▶ [DIRECTIVE]:
Go through the records below line by line. Count the lines with "starter" and give the count alone.

▶ [RECORDS PROVIDED]:
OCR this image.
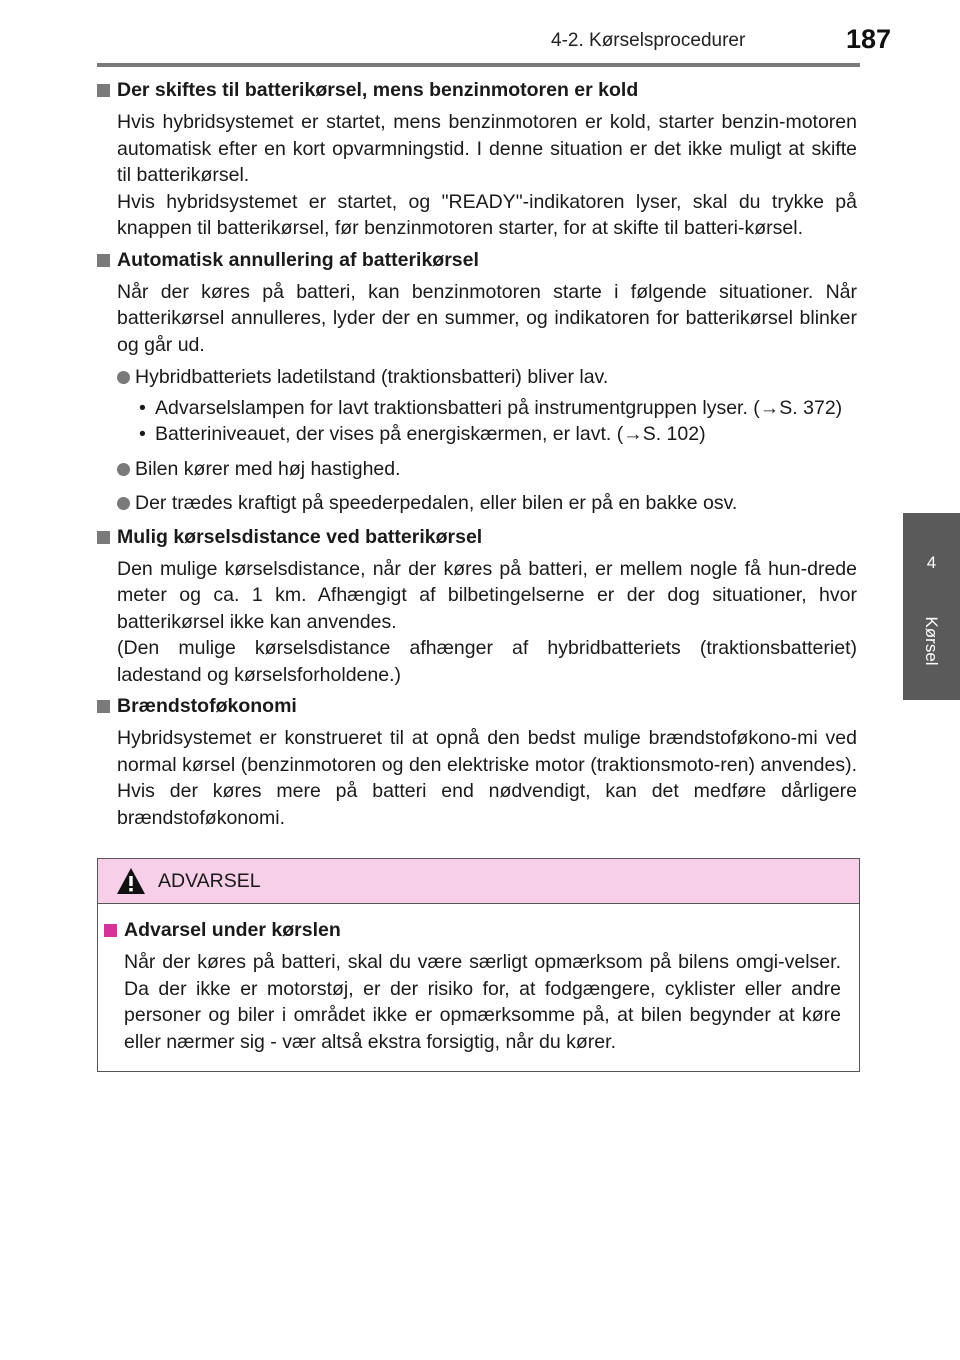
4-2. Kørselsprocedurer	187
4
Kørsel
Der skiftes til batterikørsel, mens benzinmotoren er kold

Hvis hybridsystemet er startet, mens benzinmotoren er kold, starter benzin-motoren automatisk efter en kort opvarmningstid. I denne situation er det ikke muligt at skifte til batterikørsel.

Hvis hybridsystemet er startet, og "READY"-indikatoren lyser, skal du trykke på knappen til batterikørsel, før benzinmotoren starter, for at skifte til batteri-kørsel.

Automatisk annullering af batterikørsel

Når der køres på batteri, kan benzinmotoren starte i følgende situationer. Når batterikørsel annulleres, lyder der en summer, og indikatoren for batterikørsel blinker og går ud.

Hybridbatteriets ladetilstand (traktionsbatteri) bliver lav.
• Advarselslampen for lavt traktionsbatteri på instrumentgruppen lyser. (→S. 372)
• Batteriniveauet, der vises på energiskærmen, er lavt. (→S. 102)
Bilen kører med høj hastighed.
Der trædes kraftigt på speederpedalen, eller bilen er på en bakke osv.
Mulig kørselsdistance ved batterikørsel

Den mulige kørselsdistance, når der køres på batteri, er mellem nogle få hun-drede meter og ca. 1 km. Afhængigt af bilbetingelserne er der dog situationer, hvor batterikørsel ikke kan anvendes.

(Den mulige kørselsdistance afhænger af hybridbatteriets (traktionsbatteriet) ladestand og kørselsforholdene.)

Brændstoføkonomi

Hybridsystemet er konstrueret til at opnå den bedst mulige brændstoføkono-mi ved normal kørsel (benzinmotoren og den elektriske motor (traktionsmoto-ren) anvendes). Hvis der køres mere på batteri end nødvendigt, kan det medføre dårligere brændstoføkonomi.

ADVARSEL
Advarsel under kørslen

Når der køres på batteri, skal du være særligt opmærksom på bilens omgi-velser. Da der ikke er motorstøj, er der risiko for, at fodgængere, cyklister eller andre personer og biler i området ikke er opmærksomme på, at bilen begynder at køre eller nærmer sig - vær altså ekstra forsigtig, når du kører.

▶ [COMPLETED EXERCISE]:
2